Job: Locate the string "ylabel" in the records below. Copy every line where it occurs.

Collected data:
>>>>
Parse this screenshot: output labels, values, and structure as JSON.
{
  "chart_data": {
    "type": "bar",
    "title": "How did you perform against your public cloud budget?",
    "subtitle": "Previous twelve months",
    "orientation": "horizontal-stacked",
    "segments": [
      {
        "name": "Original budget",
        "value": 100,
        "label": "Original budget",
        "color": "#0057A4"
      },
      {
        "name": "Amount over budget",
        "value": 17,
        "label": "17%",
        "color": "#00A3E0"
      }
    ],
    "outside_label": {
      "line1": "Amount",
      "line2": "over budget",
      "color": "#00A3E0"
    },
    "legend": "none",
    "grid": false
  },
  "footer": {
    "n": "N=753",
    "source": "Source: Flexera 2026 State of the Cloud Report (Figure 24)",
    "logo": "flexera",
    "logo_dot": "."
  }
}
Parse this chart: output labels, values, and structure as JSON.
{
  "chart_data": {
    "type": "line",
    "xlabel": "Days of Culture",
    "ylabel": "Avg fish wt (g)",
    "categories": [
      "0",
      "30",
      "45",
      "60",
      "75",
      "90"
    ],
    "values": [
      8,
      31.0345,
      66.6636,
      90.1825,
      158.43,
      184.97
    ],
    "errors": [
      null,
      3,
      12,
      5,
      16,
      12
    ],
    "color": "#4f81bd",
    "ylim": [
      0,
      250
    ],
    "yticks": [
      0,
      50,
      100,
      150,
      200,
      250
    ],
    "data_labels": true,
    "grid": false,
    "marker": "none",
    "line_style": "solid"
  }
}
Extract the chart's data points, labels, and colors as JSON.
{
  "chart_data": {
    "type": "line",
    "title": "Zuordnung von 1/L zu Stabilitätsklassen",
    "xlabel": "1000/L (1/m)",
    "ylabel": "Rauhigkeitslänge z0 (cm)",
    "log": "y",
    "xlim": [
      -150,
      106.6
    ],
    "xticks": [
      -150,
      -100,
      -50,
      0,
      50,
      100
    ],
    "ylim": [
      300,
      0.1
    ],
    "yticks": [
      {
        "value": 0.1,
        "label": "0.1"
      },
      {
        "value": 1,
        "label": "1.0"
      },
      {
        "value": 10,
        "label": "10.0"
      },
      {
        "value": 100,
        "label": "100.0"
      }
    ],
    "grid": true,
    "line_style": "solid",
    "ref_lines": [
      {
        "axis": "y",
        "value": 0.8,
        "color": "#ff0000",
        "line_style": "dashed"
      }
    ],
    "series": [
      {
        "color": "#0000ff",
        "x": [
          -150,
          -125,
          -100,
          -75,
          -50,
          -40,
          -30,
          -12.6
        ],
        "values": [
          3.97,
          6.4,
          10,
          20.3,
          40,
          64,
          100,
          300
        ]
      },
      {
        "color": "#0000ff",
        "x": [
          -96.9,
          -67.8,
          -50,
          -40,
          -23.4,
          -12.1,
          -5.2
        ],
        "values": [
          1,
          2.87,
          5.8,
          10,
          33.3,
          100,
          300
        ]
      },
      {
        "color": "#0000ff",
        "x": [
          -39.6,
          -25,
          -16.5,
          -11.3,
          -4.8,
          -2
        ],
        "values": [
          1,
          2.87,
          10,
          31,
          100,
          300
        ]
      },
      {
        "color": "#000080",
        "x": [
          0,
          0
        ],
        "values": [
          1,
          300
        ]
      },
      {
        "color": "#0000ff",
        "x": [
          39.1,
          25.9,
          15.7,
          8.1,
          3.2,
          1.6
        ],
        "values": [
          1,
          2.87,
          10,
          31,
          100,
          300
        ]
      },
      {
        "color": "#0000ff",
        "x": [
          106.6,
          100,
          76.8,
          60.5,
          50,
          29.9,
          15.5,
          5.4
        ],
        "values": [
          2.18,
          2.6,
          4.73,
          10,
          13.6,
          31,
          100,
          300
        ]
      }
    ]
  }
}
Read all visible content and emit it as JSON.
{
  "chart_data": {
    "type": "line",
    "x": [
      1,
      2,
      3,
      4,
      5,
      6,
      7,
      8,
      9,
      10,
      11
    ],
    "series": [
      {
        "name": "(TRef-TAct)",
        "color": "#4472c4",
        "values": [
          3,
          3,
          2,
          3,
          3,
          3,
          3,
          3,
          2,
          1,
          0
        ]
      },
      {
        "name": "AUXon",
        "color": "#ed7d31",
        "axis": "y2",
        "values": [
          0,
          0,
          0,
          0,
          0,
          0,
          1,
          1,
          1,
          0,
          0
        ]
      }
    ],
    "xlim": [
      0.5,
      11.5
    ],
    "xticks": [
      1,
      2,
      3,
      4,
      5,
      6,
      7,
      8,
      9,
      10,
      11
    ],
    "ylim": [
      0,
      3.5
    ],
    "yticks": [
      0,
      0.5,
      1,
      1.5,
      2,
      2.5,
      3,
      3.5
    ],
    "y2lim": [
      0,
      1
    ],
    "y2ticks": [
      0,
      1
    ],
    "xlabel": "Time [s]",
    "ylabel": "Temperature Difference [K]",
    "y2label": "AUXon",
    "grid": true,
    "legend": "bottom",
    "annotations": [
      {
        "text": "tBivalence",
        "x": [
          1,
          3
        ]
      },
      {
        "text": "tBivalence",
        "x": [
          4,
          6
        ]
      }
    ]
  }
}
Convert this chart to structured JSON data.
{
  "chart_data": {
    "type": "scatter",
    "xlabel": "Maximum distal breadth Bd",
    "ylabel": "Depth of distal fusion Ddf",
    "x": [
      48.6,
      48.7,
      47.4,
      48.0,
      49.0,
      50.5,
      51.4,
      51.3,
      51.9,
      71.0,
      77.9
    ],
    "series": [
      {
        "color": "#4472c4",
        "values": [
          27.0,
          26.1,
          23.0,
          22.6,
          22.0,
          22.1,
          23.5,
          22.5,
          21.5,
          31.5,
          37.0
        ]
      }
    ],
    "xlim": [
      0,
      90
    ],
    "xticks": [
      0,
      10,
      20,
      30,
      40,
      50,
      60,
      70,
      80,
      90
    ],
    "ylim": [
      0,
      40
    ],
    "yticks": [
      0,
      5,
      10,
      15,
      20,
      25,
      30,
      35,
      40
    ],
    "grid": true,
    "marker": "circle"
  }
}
<<<<
Full answer:
    "ylabel": "Avg fish wt (g)",
    "ylabel": "Rauhigkeitslänge z0 (cm)",
    "ylabel": "Temperature Difference [K]",
    "ylabel": "Depth of distal fusion Ddf",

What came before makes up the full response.